>> START Supplied material
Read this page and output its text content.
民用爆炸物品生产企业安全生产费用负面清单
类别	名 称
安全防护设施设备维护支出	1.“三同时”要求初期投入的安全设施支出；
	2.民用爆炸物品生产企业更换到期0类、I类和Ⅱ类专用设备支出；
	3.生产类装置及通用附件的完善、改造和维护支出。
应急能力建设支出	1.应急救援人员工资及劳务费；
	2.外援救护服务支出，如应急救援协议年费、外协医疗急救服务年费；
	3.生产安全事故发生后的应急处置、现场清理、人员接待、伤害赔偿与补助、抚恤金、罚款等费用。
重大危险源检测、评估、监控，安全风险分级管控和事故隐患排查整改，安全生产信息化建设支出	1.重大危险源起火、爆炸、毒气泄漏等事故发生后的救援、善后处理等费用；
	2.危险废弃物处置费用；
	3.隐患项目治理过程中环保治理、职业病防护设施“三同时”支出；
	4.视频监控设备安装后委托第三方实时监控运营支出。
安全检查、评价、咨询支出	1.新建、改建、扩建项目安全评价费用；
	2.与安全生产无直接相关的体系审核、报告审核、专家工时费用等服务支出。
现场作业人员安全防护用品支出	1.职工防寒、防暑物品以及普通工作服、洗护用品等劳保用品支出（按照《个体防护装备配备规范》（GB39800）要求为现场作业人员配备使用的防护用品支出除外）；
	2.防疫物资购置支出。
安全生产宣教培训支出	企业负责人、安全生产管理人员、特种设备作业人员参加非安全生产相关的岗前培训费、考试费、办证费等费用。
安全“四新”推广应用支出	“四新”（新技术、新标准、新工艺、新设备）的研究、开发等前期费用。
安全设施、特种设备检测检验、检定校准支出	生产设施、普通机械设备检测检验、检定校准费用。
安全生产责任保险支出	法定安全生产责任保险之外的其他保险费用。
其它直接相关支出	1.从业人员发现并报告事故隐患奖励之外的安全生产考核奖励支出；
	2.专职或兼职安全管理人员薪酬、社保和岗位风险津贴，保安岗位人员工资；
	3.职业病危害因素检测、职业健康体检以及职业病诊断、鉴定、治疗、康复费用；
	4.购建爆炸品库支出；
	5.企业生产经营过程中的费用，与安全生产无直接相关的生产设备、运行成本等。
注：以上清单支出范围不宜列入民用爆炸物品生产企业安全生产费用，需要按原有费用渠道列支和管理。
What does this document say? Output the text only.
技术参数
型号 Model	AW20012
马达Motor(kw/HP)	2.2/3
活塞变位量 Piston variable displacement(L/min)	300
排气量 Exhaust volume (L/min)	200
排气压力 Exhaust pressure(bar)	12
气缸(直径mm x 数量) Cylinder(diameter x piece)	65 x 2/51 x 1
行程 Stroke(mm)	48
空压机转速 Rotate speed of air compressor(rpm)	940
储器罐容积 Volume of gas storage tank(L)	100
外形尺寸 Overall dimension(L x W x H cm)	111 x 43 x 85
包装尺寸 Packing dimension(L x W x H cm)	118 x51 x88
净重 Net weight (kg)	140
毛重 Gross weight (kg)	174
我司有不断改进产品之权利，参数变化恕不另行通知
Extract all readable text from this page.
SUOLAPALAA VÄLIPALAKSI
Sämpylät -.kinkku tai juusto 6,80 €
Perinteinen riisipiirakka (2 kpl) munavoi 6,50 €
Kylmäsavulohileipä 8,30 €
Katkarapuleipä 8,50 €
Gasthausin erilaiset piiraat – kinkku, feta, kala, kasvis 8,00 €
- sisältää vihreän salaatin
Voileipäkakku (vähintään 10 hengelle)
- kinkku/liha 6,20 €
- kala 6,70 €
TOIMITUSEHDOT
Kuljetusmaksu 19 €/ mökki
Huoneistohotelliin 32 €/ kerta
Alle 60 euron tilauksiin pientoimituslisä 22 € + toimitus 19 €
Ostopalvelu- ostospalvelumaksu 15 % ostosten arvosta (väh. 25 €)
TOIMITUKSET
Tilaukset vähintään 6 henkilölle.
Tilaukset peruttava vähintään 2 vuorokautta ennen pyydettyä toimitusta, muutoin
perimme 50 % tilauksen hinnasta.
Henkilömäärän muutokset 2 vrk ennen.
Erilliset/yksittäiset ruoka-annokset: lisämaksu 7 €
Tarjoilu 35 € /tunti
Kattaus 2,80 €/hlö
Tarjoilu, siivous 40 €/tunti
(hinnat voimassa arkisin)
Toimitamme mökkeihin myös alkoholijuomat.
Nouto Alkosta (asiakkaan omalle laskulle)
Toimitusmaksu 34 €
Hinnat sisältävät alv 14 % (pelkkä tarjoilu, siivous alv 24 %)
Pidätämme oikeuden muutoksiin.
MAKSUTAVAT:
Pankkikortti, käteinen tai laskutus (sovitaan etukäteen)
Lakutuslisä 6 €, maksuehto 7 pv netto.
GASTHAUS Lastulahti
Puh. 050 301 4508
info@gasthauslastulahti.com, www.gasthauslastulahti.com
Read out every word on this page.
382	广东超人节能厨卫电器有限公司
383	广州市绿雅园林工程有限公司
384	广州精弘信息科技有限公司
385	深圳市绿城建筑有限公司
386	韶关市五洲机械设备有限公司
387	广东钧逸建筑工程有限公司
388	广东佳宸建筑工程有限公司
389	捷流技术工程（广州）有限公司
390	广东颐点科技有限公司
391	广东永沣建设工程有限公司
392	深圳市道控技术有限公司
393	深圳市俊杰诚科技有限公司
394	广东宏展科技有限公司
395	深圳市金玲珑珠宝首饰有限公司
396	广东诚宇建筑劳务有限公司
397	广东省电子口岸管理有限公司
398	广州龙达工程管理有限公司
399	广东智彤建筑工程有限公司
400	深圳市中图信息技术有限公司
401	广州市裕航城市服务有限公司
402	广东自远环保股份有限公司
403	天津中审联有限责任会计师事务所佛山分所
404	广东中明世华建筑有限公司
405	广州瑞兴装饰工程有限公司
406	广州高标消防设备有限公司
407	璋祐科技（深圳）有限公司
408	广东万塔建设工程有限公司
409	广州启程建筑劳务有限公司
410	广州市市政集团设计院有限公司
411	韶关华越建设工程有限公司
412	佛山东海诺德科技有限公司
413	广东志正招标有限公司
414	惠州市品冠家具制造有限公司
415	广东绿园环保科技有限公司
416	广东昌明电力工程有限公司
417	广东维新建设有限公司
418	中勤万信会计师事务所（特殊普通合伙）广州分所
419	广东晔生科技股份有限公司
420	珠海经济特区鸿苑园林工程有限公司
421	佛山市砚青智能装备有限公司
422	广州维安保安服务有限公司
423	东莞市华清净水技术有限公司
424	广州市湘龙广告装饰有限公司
>> END Supplied material
* Task to complete: Each line containing the word "weight" counts once; say how many such lines there are, giving only the number.

* Correct response: 2